-- START OF Extracted records --
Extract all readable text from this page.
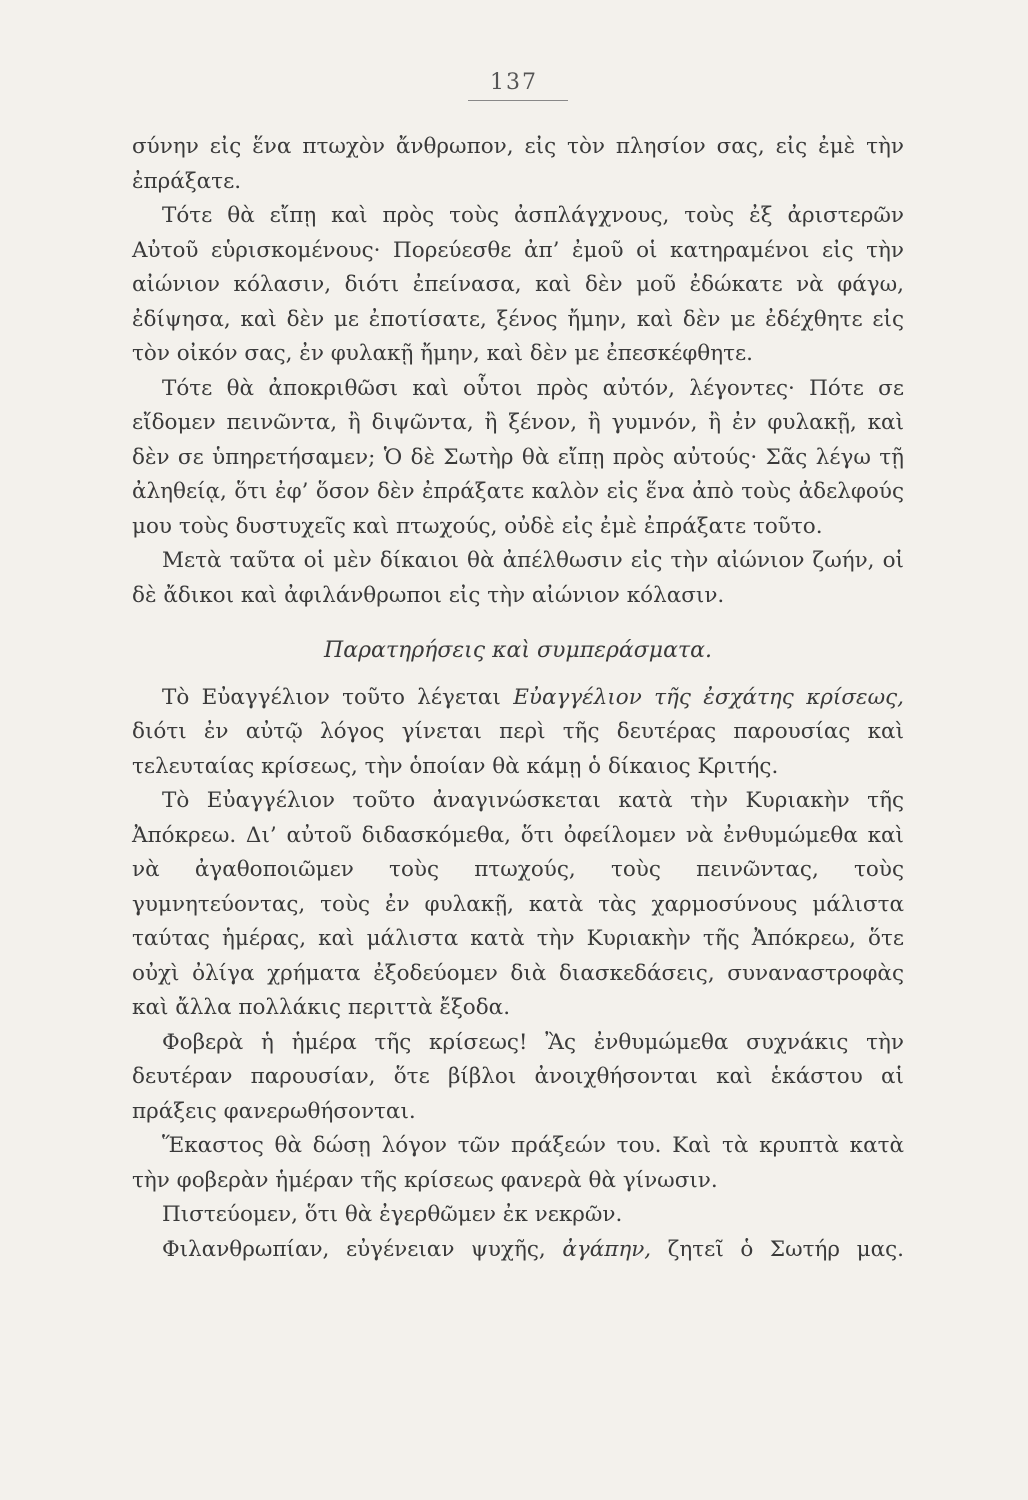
137

σύνην εἰς ἕνα πτωχὸν ἄνθρωπον, εἰς τὸν πλησίον σας, εἰς ἐμὲ τὴν ἐπράξατε.

Τότε θὰ εἴπῃ καὶ πρὸς τοὺς ἀσπλάγχνους, τοὺς ἐξ ἀριστερῶν Αὐτοῦ εὑρισκομένους· Πορεύεσθε ἀπ’ ἐμοῦ οἱ κατηραμένοι εἰς τὴν αἰώνιον κόλασιν, διότι ἐπείνασα, καὶ δὲν μοῦ ἐδώκατε νὰ φάγω, ἐδίψησα, καὶ δὲν με ἐποτίσατε, ξένος ἤμην, καὶ δὲν με ἐδέχθητε εἰς τὸν οἰκόν σας, ἐν φυλακῇ ἤμην, καὶ δὲν με ἐπεσκέφθητε.

Τότε θὰ ἀποκριθῶσι καὶ οὗτοι πρὸς αὐτόν, λέγοντες· Πότε σε εἴδομεν πεινῶντα, ἢ διψῶντα, ἢ ξένον, ἢ γυμνόν, ἢ ἐν φυλακῇ, καὶ δὲν σε ὑπηρετήσαμεν; Ὁ δὲ Σωτὴρ θὰ εἴπῃ πρὸς αὐτούς· Σᾶς λέγω τῇ ἀληθείᾳ, ὅτι ἐφ’ ὅσον δὲν ἐπράξατε καλὸν εἰς ἕνα ἀπὸ τοὺς ἀδελφούς μου τοὺς δυστυχεῖς καὶ πτωχούς, οὐδὲ εἰς ἐμὲ ἐπράξατε τοῦτο.

Μετὰ ταῦτα οἱ μὲν δίκαιοι θὰ ἀπέλθωσιν εἰς τὴν αἰώνιον ζωήν, οἱ δὲ ἄδικοι καὶ ἀφιλάνθρωποι εἰς τὴν αἰώνιον κόλασιν.

Παρατηρήσεις καὶ συμπεράσματα.

Τὸ Εὐαγγέλιον τοῦτο λέγεται Εὐαγγέλιον τῆς ἐσχάτης κρίσεως, διότι ἐν αὐτῷ λόγος γίνεται περὶ τῆς δευτέρας παρουσίας καὶ τελευταίας κρίσεως, τὴν ὁποίαν θὰ κάμῃ ὁ δίκαιος Κριτής.

Τὸ Εὐαγγέλιον τοῦτο ἀναγινώσκεται κατὰ τὴν Κυριακὴν τῆς Ἀπόκρεω. Δι’ αὐτοῦ διδασκόμεθα, ὅτι ὀφείλομεν νὰ ἐνθυμώμεθα καὶ νὰ ἀγαθοποιῶμεν τοὺς πτωχούς, τοὺς πεινῶντας, τοὺς γυμνητεύοντας, τοὺς ἐν φυλακῇ, κατὰ τὰς χαρμοσύνους μάλιστα ταύτας ἡμέρας, καὶ μάλιστα κατὰ τὴν Κυριακὴν τῆς Ἀπόκρεω, ὅτε οὐχὶ ὀλίγα χρήματα ἐξοδεύομεν διὰ διασκεδάσεις, συναναστροφὰς καὶ ἄλλα πολλάκις περιττὰ ἔξοδα.

Φοβερὰ ἡ ἡμέρα τῆς κρίσεως! Ἂς ἐνθυμώμεθα συχνάκις τὴν δευτέραν παρουσίαν, ὅτε βίβλοι ἀνοιχθήσονται καὶ ἑκάστου αἱ πράξεις φανερωθήσονται.

Ἕκαστος θὰ δώσῃ λόγον τῶν πράξεών του. Καὶ τὰ κρυπτὰ κατὰ τὴν φοβερὰν ἡμέραν τῆς κρίσεως φανερὰ θὰ γίνωσιν.

Πιστεύομεν, ὅτι θὰ ἐγερθῶμεν ἐκ νεκρῶν.

Φιλανθρωπίαν, εὐγένειαν ψυχῆς, ἀγάπην, ζητεῖ ὁ Σωτήρ μας.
-- END OF Extracted records --
Your copy should match the records word for word, with the pictures removed.

Output for this exercise:
Extract all readable text from this page.
137

σύνην εἰς ἕνα πτωχὸν ἄνθρωπον, εἰς τὸν πλησίον σας, εἰς ἐμὲ τὴν ἐπράξατε.

Τότε θὰ εἴπῃ καὶ πρὸς τοὺς ἀσπλάγχνους, τοὺς ἐξ ἀριστερῶν Αὐτοῦ εὑρισκομένους· Πορεύεσθε ἀπ’ ἐμοῦ οἱ κατηραμένοι εἰς τὴν αἰώνιον κόλασιν, διότι ἐπείνασα, καὶ δὲν μοῦ ἐδώκατε νὰ φάγω, ἐδίψησα, καὶ δὲν με ἐποτίσατε, ξένος ἤμην, καὶ δὲν με ἐδέχθητε εἰς τὸν οἰκόν σας, ἐν φυλακῇ ἤμην, καὶ δὲν με ἐπεσκέφθητε.

Τότε θὰ ἀποκριθῶσι καὶ οὗτοι πρὸς αὐτόν, λέγοντες· Πότε σε εἴδομεν πεινῶντα, ἢ διψῶντα, ἢ ξένον, ἢ γυμνόν, ἢ ἐν φυλακῇ, καὶ δὲν σε ὑπηρετήσαμεν; Ὁ δὲ Σωτὴρ θὰ εἴπῃ πρὸς αὐτούς· Σᾶς λέγω τῇ ἀληθείᾳ, ὅτι ἐφ’ ὅσον δὲν ἐπράξατε καλὸν εἰς ἕνα ἀπὸ τοὺς ἀδελφούς μου τοὺς δυστυχεῖς καὶ πτωχούς, οὐδὲ εἰς ἐμὲ ἐπράξατε τοῦτο.

Μετὰ ταῦτα οἱ μὲν δίκαιοι θὰ ἀπέλθωσιν εἰς τὴν αἰώνιον ζωήν, οἱ δὲ ἄδικοι καὶ ἀφιλάνθρωποι εἰς τὴν αἰώνιον κόλασιν.

Παρατηρήσεις καὶ συμπεράσματα.

Τὸ Εὐαγγέλιον τοῦτο λέγεται Εὐαγγέλιον τῆς ἐσχάτης κρίσεως, διότι ἐν αὐτῷ λόγος γίνεται περὶ τῆς δευτέρας παρουσίας καὶ τελευταίας κρίσεως, τὴν ὁποίαν θὰ κάμῃ ὁ δίκαιος Κριτής.

Τὸ Εὐαγγέλιον τοῦτο ἀναγινώσκεται κατὰ τὴν Κυριακὴν τῆς Ἀπόκρεω. Δι’ αὐτοῦ διδασκόμεθα, ὅτι ὀφείλομεν νὰ ἐνθυμώμεθα καὶ νὰ ἀγαθοποιῶμεν τοὺς πτωχούς, τοὺς πεινῶντας, τοὺς γυμνητεύοντας, τοὺς ἐν φυλακῇ, κατὰ τὰς χαρμοσύνους μάλιστα ταύτας ἡμέρας, καὶ μάλιστα κατὰ τὴν Κυριακὴν τῆς Ἀπόκρεω, ὅτε οὐχὶ ὀλίγα χρήματα ἐξοδεύομεν διὰ διασκεδάσεις, συναναστροφὰς καὶ ἄλλα πολλάκις περιττὰ ἔξοδα.

Φοβερὰ ἡ ἡμέρα τῆς κρίσεως! Ἂς ἐνθυμώμεθα συχνάκις τὴν δευτέραν παρουσίαν, ὅτε βίβλοι ἀνοιχθήσονται καὶ ἑκάστου αἱ πράξεις φανερωθήσονται.

Ἕκαστος θὰ δώσῃ λόγον τῶν πράξεών του. Καὶ τὰ κρυπτὰ κατὰ τὴν φοβερὰν ἡμέραν τῆς κρίσεως φανερὰ θὰ γίνωσιν.

Πιστεύομεν, ὅτι θὰ ἐγερθῶμεν ἐκ νεκρῶν.

Φιλανθρωπίαν, εὐγένειαν ψυχῆς, ἀγάπην, ζητεῖ ὁ Σωτήρ μας.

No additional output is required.